Given task A
Print the stretch of the Pattaya post from "A Golden Week" through "if you haven’t." word for word.

-------- Article

A Golden Week in Pattaya: Ceramics, Cannabis Farms, a 3D Artist, and a Stranger Who Recognized Me by My Bamboo Pipe
Something happened that suddenly cut down how often I can get to Pattaya. I’ll write about that another time. What I decided was that I’d spend the last Golden Week of my thirties in Pattaya regardless. Not as a vacation. Honestly it was closer to a period of grinding through something difficult. I’d been genuinely stuck on cannabis bonsai for months. The full story is in the article “The cannabis bonsai confusion cleared: going to Pattaya to find driftwood and ceramics“, so read that first if you haven’t.
Something had finally started to come into focus for me around cannabis bonsai, which felt good. But the downside was that some of the driftwood and ceramics I already had at home no longer worked with the new direction. And with the debt situation I’m in, buying new ceramics wasn’t really an option. So when I saw on social media that Kanpai Reuse Pattaya was running a 90% off sale, I checked the time. 8 AM. Opening was 9 AM according to the post, so I decided to leave at 8:30.

----------------
-------- Record set

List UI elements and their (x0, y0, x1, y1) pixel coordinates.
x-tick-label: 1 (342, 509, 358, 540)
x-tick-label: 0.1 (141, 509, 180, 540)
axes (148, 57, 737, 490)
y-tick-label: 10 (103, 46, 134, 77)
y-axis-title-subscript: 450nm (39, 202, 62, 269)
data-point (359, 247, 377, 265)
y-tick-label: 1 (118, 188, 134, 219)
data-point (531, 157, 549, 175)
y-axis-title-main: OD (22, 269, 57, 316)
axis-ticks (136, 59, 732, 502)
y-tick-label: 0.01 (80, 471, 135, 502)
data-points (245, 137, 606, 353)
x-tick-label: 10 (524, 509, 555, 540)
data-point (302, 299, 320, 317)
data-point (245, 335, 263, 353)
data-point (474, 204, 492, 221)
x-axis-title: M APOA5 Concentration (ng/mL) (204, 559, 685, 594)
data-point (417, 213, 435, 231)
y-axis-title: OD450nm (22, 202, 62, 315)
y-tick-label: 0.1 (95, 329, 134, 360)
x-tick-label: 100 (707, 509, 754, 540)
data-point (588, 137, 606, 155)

----------------

Given task B
Return each line of the listing that contains the string "data", treating uppercase and lowercase as different.

Problem solution A
A Golden Week in Pattaya: Ceramics, Cannabis Farms, a 3D Artist, and a Stranger Who Recognized Me by My Bamboo Pipe
Something happened that suddenly cut down how often I can get to Pattaya. I’ll write about that another time. What I decided was that I’d spend the last Golden Week of my thirties in Pattaya regardless. Not as a vacation. Honestly it was closer to a period of grinding through something difficult. I’d been genuinely stuck on cannabis bonsai for months. The full story is in the article “The cannabis bonsai confusion cleared: going to Pattaya to find driftwood and ceramics“, so read that first if you haven’t.

Problem solution B
data-point (359, 247, 377, 265)
data-point (531, 157, 549, 175)
data-points (245, 137, 606, 353)
data-point (302, 299, 320, 317)
data-point (245, 335, 263, 353)
data-point (474, 204, 492, 221)
data-point (417, 213, 435, 231)
data-point (588, 137, 606, 155)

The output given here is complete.